* Your objective
Tally the lines of the listing that contain the word "kind", then give the total and nothing else.

* Extracted records
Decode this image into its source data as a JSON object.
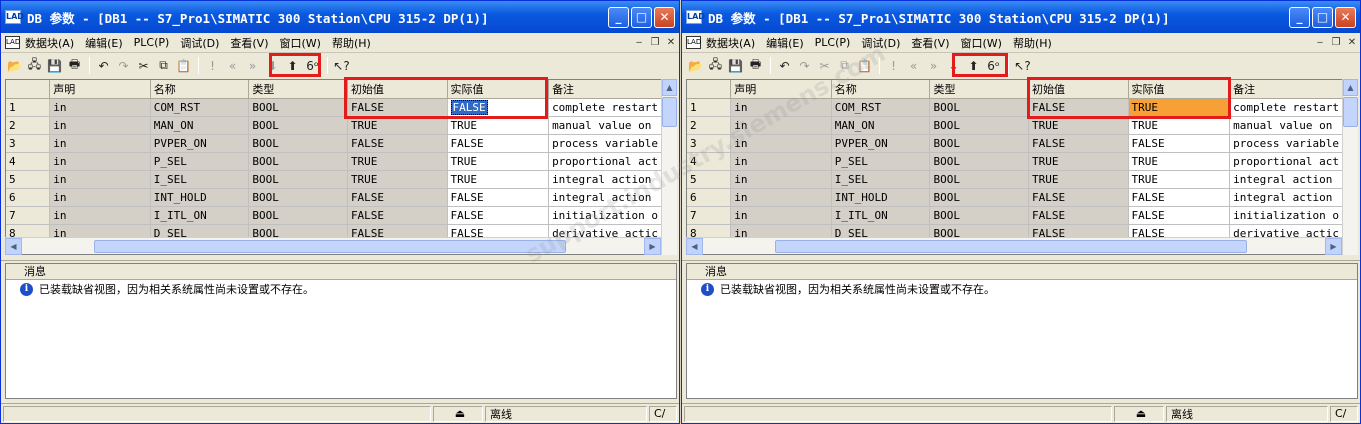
{
  "accent_color": "#e21b1b",
  "windows": [
    {
      "id": "left",
      "title": "DB 参数 - [DB1 -- S7_Pro1\\SIMATIC 300 Station\\CPU 315-2 DP(1)]",
      "menu": [
        "数据块(A)",
        "编辑(E)",
        "PLC(P)",
        "调试(D)",
        "查看(V)",
        "窗口(W)",
        "帮助(H)"
      ],
      "columns": [
        "",
        "声明",
        "名称",
        "类型",
        "初始值",
        "实际值",
        "备注"
      ],
      "rows": [
        {
          "num": "1",
          "decl": "in",
          "name": "COM_RST",
          "type": "BOOL",
          "initial": "FALSE",
          "actual": "FALSE",
          "comment": "complete restart"
        },
        {
          "num": "2",
          "decl": "in",
          "name": "MAN_ON",
          "type": "BOOL",
          "initial": "TRUE",
          "actual": "TRUE",
          "comment": "manual value on"
        },
        {
          "num": "3",
          "decl": "in",
          "name": "PVPER_ON",
          "type": "BOOL",
          "initial": "FALSE",
          "actual": "FALSE",
          "comment": "process variable"
        },
        {
          "num": "4",
          "decl": "in",
          "name": "P_SEL",
          "type": "BOOL",
          "initial": "TRUE",
          "actual": "TRUE",
          "comment": "proportional act"
        },
        {
          "num": "5",
          "decl": "in",
          "name": "I_SEL",
          "type": "BOOL",
          "initial": "TRUE",
          "actual": "TRUE",
          "comment": "integral action"
        },
        {
          "num": "6",
          "decl": "in",
          "name": "INT_HOLD",
          "type": "BOOL",
          "initial": "FALSE",
          "actual": "FALSE",
          "comment": "integral action"
        },
        {
          "num": "7",
          "decl": "in",
          "name": "I_ITL_ON",
          "type": "BOOL",
          "initial": "FALSE",
          "actual": "FALSE",
          "comment": "initialization o"
        },
        {
          "num": "8",
          "decl": "in",
          "name": "D_SEL",
          "type": "BOOL",
          "initial": "FALSE",
          "actual": "FALSE",
          "comment": "derivative actic"
        }
      ],
      "messages_header": "消息",
      "message": "已装载缺省视图，因为相关系统属性尚未设置或不存在。",
      "status_mode": "离线",
      "status_ci": "C/"
    },
    {
      "id": "right",
      "title": "DB 参数 - [DB1 -- S7_Pro1\\SIMATIC 300 Station\\CPU 315-2 DP(1)]",
      "menu": [
        "数据块(A)",
        "编辑(E)",
        "PLC(P)",
        "调试(D)",
        "查看(V)",
        "窗口(W)",
        "帮助(H)"
      ],
      "columns": [
        "",
        "声明",
        "名称",
        "类型",
        "初始值",
        "实际值",
        "备注"
      ],
      "rows": [
        {
          "num": "1",
          "decl": "in",
          "name": "COM_RST",
          "type": "BOOL",
          "initial": "FALSE",
          "actual": "TRUE",
          "comment": "complete restart"
        },
        {
          "num": "2",
          "decl": "in",
          "name": "MAN_ON",
          "type": "BOOL",
          "initial": "TRUE",
          "actual": "TRUE",
          "comment": "manual value on"
        },
        {
          "num": "3",
          "decl": "in",
          "name": "PVPER_ON",
          "type": "BOOL",
          "initial": "FALSE",
          "actual": "FALSE",
          "comment": "process variable"
        },
        {
          "num": "4",
          "decl": "in",
          "name": "P_SEL",
          "type": "BOOL",
          "initial": "TRUE",
          "actual": "TRUE",
          "comment": "proportional act"
        },
        {
          "num": "5",
          "decl": "in",
          "name": "I_SEL",
          "type": "BOOL",
          "initial": "TRUE",
          "actual": "TRUE",
          "comment": "integral action"
        },
        {
          "num": "6",
          "decl": "in",
          "name": "INT_HOLD",
          "type": "BOOL",
          "initial": "FALSE",
          "actual": "FALSE",
          "comment": "integral action"
        },
        {
          "num": "7",
          "decl": "in",
          "name": "I_ITL_ON",
          "type": "BOOL",
          "initial": "FALSE",
          "actual": "FALSE",
          "comment": "initialization o"
        },
        {
          "num": "8",
          "decl": "in",
          "name": "D_SEL",
          "type": "BOOL",
          "initial": "FALSE",
          "actual": "FALSE",
          "comment": "derivative actic"
        }
      ],
      "messages_header": "消息",
      "message": "已装载缺省视图，因为相关系统属性尚未设置或不存在。",
      "status_mode": "离线",
      "status_ci": "C/"
    }
  ],
  "watermark": "support.industry.siemens.com"
}
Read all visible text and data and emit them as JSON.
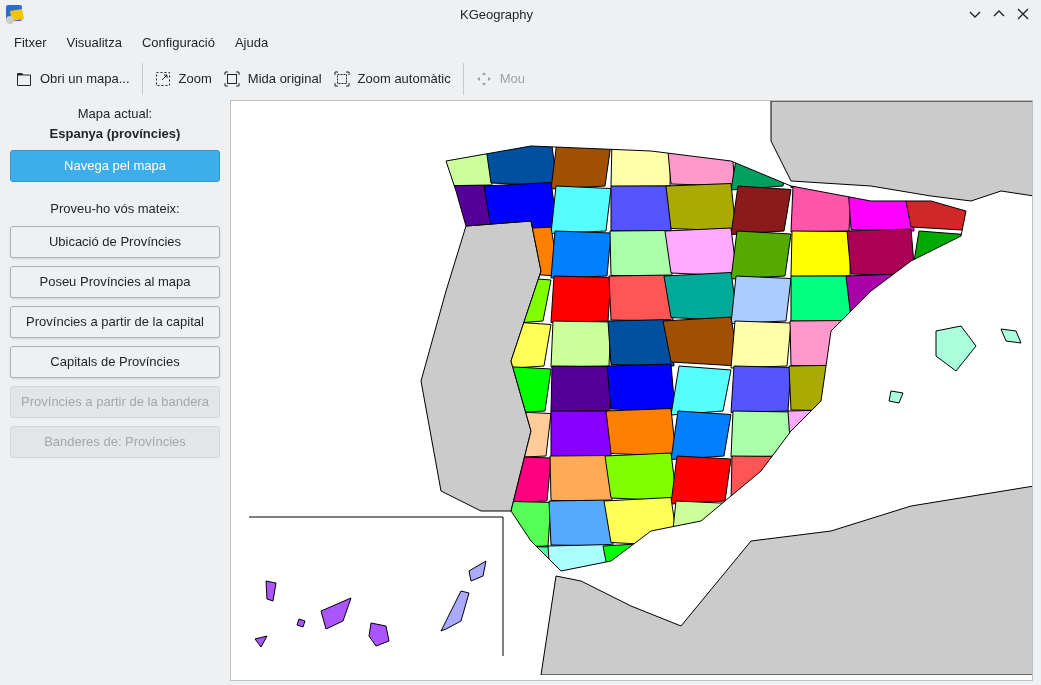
{
  "window": {
    "title": "KGeography"
  },
  "menu": [
    "Fitxer",
    "Visualitza",
    "Configuració",
    "Ajuda"
  ],
  "toolbar": [
    {
      "kind": "folder",
      "label": "Obri un mapa...",
      "disabled": false,
      "separator_before": false
    },
    {
      "kind": "zoom",
      "label": "Zoom",
      "disabled": false,
      "separator_before": true
    },
    {
      "kind": "original",
      "label": "Mida original",
      "disabled": false,
      "separator_before": false
    },
    {
      "kind": "autozoom",
      "label": "Zoom automàtic",
      "disabled": false,
      "separator_before": false
    },
    {
      "kind": "move",
      "label": "Mou",
      "disabled": true,
      "separator_before": true
    }
  ],
  "sidebar": {
    "current_map_label": "Mapa actual:",
    "current_map": "Espanya (províncies)",
    "browse_button": "Navega pel mapa",
    "quiz_heading": "Proveu-ho vós mateix:",
    "quiz_buttons": [
      {
        "label": "Ubicació de Províncies",
        "disabled": false
      },
      {
        "label": "Poseu Províncies al mapa",
        "disabled": false
      },
      {
        "label": "Províncies a partir de la capital",
        "disabled": false
      },
      {
        "label": "Capitals de Províncies",
        "disabled": false
      },
      {
        "label": "Províncies a partir de la bandera",
        "disabled": true
      },
      {
        "label": "Banderes de: Províncies",
        "disabled": true
      }
    ]
  }
}
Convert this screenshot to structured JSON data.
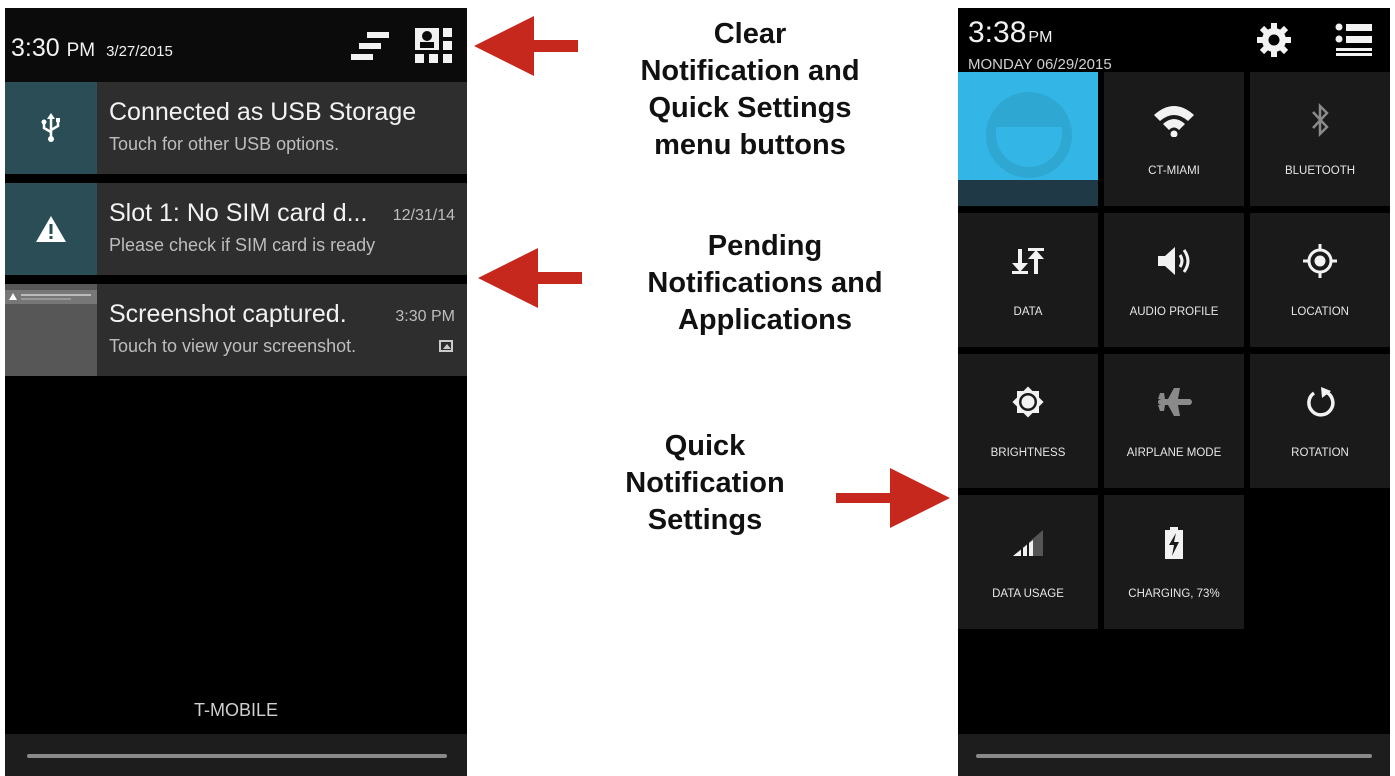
{
  "left_screen": {
    "status_bar": {
      "time": "3:30",
      "ampm": "PM",
      "date": "3/27/2015",
      "clear_icon": "clear-notifications-icon",
      "quick_settings_icon": "quick-settings-icon"
    },
    "notifications": [
      {
        "icon": "usb-icon",
        "title": "Connected as USB Storage",
        "subtitle": "Touch for other USB options.",
        "time": ""
      },
      {
        "icon": "warning-icon",
        "title": "Slot 1: No SIM card d...",
        "subtitle": "Please check if SIM card is ready",
        "time": "12/31/14"
      },
      {
        "icon": "screenshot-thumbnail",
        "title": "Screenshot captured.",
        "subtitle": "Touch to view your screenshot.",
        "time": "3:30 PM"
      }
    ],
    "carrier": "T-MOBILE"
  },
  "annotations": {
    "top": [
      "Clear",
      "Notification and",
      "Quick Settings",
      "menu buttons"
    ],
    "middle": [
      "Pending",
      "Notifications and",
      "Applications"
    ],
    "bottom": [
      "Quick",
      "Notification",
      "Settings"
    ]
  },
  "right_screen": {
    "status_bar": {
      "time": "3:38",
      "ampm": "PM",
      "date": "MONDAY 06/29/2015",
      "settings_icon": "gear-icon",
      "notifications_icon": "list-icon"
    },
    "tiles": [
      {
        "id": "user",
        "label": "",
        "icon": "user-avatar"
      },
      {
        "id": "wifi",
        "label": "CT-MIAMI",
        "icon": "wifi-icon"
      },
      {
        "id": "bluetooth",
        "label": "BLUETOOTH",
        "icon": "bluetooth-icon"
      },
      {
        "id": "data",
        "label": "DATA",
        "icon": "data-arrows-icon"
      },
      {
        "id": "audio",
        "label": "AUDIO PROFILE",
        "icon": "speaker-icon"
      },
      {
        "id": "location",
        "label": "LOCATION",
        "icon": "location-icon"
      },
      {
        "id": "brightness",
        "label": "BRIGHTNESS",
        "icon": "brightness-icon"
      },
      {
        "id": "airplane",
        "label": "AIRPLANE MODE",
        "icon": "airplane-icon"
      },
      {
        "id": "rotation",
        "label": "ROTATION",
        "icon": "rotation-icon"
      },
      {
        "id": "data_usage",
        "label": "DATA USAGE",
        "icon": "signal-icon"
      },
      {
        "id": "battery",
        "label": "CHARGING, 73%",
        "icon": "battery-charging-icon"
      }
    ]
  },
  "colors": {
    "arrow": "#c6281d",
    "notification_icon_bg": "#2b4e56",
    "notification_bg": "#2e2e2e",
    "tile_bg": "#1a1a1a",
    "user_tile": "#33b5e5"
  }
}
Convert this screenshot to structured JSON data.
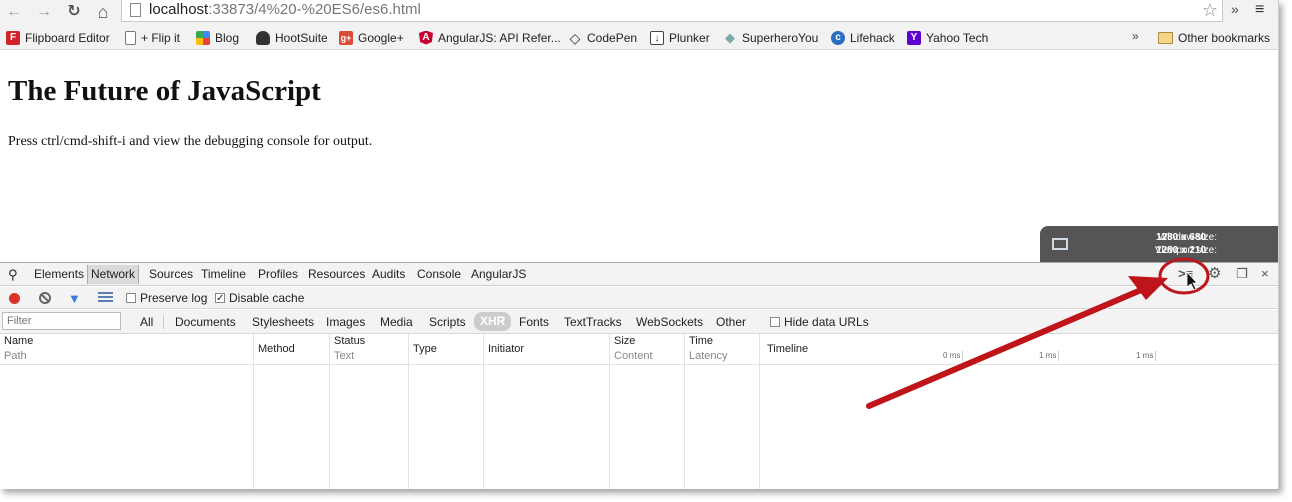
{
  "browser": {
    "url_host": "localhost",
    "url_rest": ":33873/4%20-%20ES6/es6.html",
    "nav": {
      "back": "←",
      "forward": "→",
      "reload": "↻",
      "home": "⌂"
    },
    "star_icon": "☆",
    "extensions_more": "»",
    "menu_icon": "≡"
  },
  "bookmarks": {
    "items": [
      {
        "label": "Flipboard Editor",
        "icon": "F",
        "color": "#d0232b"
      },
      {
        "label": "+ Flip it",
        "icon": "",
        "color": "#ffffff"
      },
      {
        "label": "Blog",
        "icon": "",
        "color": "#3b7ddd"
      },
      {
        "label": "HootSuite",
        "icon": "",
        "color": "#333333"
      },
      {
        "label": "Google+",
        "icon": "g+",
        "color": "#dd4b39"
      },
      {
        "label": "AngularJS: API Refer...",
        "icon": "A",
        "color": "#c3002f"
      },
      {
        "label": "CodePen",
        "icon": "◇",
        "color": "#555555"
      },
      {
        "label": "Plunker",
        "icon": "↓",
        "color": "#444444"
      },
      {
        "label": "SuperheroYou",
        "icon": "◆",
        "color": "#7fa8a8"
      },
      {
        "label": "Lifehack",
        "icon": "c",
        "color": "#2b6fc4"
      },
      {
        "label": "Yahoo Tech",
        "icon": "Y",
        "color": "#5f01d1"
      }
    ],
    "more": "»",
    "other": "Other bookmarks"
  },
  "page": {
    "heading": "The Future of JavaScript",
    "text": "Press ctrl/cmd-shift-i and view the debugging console for output."
  },
  "size_overlay": {
    "window_label": "Window size:",
    "window_value": "1280 x 680",
    "viewport_label": "Viewport size:",
    "viewport_value": "1280 x 210"
  },
  "devtools": {
    "tabs": [
      "Elements",
      "Network",
      "Sources",
      "Timeline",
      "Profiles",
      "Resources",
      "Audits",
      "Console",
      "AngularJS"
    ],
    "selected_tab": "Network",
    "network_toolbar": {
      "preserve_log": "Preserve log",
      "disable_cache": "Disable cache",
      "disable_cache_checked": true,
      "preserve_log_checked": false
    },
    "filter_placeholder": "Filter",
    "filter_types": [
      "All",
      "Documents",
      "Stylesheets",
      "Images",
      "Media",
      "Scripts",
      "XHR",
      "Fonts",
      "TextTracks",
      "WebSockets",
      "Other"
    ],
    "selected_filter": "XHR",
    "hide_data_urls": "Hide data URLs",
    "columns": [
      {
        "top": "Name",
        "bottom": "Path"
      },
      {
        "top": "Method",
        "bottom": ""
      },
      {
        "top": "Status",
        "bottom": "Text"
      },
      {
        "top": "Type",
        "bottom": ""
      },
      {
        "top": "Initiator",
        "bottom": ""
      },
      {
        "top": "Size",
        "bottom": "Content"
      },
      {
        "top": "Time",
        "bottom": "Latency"
      },
      {
        "top": "Timeline",
        "bottom": ""
      }
    ],
    "timeline_ticks": [
      "0 ms",
      "1 ms",
      "1 ms"
    ]
  },
  "colors": {
    "record": "#d9322b",
    "annotation": "#c0141b",
    "overlay_bg": "#555555"
  }
}
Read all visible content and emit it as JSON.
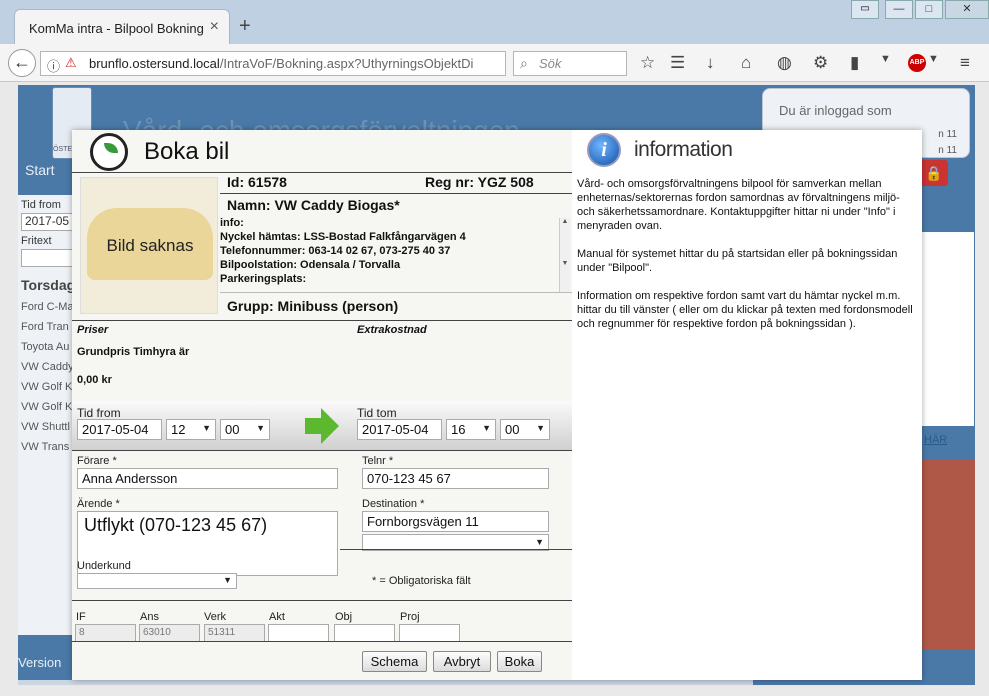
{
  "browser": {
    "tab_title": "KomMa intra - Bilpool Bokning",
    "tab_close": "×",
    "new_tab": "+",
    "url_host": "brunflo.ostersund.local",
    "url_path": "/IntraVoF/Bokning.aspx?UthyrningsObjektDi",
    "search_placeholder": "Sök",
    "abp": "ABP"
  },
  "page": {
    "header_title": "Vård- och omsorgsförvaltningen",
    "crest_text": "ÖSTERSUND",
    "start": "Start",
    "version": "Version",
    "left_panel": {
      "tid_from_label": "Tid from",
      "tid_from_value": "2017-05",
      "fritext_label": "Fritext",
      "day_heading": "Torsdag",
      "vehicles": [
        "Ford C-Ma",
        "Ford Tran",
        "Toyota Au",
        "VW Caddy",
        "VW Golf K",
        "VW Golf K",
        "VW Shuttl",
        "VW Trans"
      ]
    },
    "login": {
      "label": "Du är inloggad som",
      "line1": "n 11",
      "line2": "n 11"
    },
    "right_link": "HÄR"
  },
  "modal": {
    "title": "Boka bil",
    "vehicle": {
      "photo_text": "Bild saknas",
      "id": "Id: 61578",
      "reg": "Reg nr: YGZ 508",
      "name": "Namn: VW Caddy Biogas*",
      "info_lines": [
        "info:",
        "Nyckel hämtas: LSS-Bostad Falkfångarvägen 4",
        "Telefonnummer: 063-14 02 67, 073-275 40 37",
        "Bilpoolstation: Odensala / Torvalla",
        "Parkeringsplats:"
      ],
      "group": "Grupp: Minibuss (person)"
    },
    "prices": {
      "priser_label": "Priser",
      "extra_label": "Extrakostnad",
      "grundpris_label": "Grundpris Timhyra är",
      "amount": "0,00 kr"
    },
    "time": {
      "from_label": "Tid from",
      "from_date": "2017-05-04",
      "from_hour": "12",
      "from_min": "00",
      "to_label": "Tid tom",
      "to_date": "2017-05-04",
      "to_hour": "16",
      "to_min": "00"
    },
    "form": {
      "forare_label": "Förare *",
      "forare_value": "Anna Andersson",
      "telnr_label": "Telnr *",
      "telnr_value": "070-123 45 67",
      "arende_label": "Ärende *",
      "arende_value": "Utflykt (070-123 45 67)",
      "destination_label": "Destination *",
      "destination_value": "Fornborgsvägen 11",
      "underkund_label": "Underkund",
      "obligatory_note": "* = Obligatoriska fält"
    },
    "accounting": {
      "labels": [
        "IF",
        "Ans",
        "Verk",
        "Akt",
        "Obj",
        "Proj"
      ],
      "values": [
        "8",
        "63010",
        "51311",
        "",
        "",
        ""
      ]
    },
    "buttons": {
      "schema": "Schema",
      "avbryt": "Avbryt",
      "boka": "Boka"
    },
    "info_panel": {
      "title": "information",
      "icon": "i",
      "paragraphs": [
        "Vård- och omsorgsförvaltningens bilpool för samverkan mellan enheternas/sektorernas fordon samordnas av förvaltningens miljö- och säkerhetssamordnare. Kontaktuppgifter hittar ni under \"Info\" i menyraden ovan.",
        "Manual för systemet hittar du på startsidan eller på bokningssidan under \"Bilpool\".",
        "Information om respektive fordon samt vart du hämtar nyckel m.m. hittar du till vänster ( eller om du klickar på texten med fordonsmodell och regnummer för respektive fordon på bokningssidan )."
      ]
    }
  }
}
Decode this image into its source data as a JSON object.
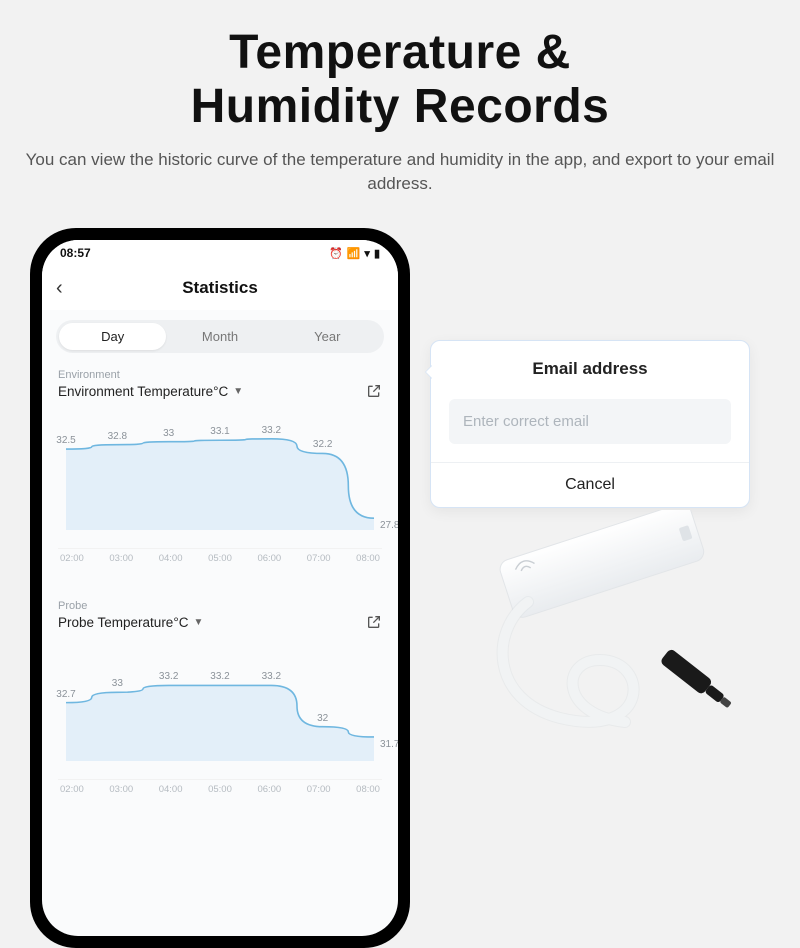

* Exercise solution
5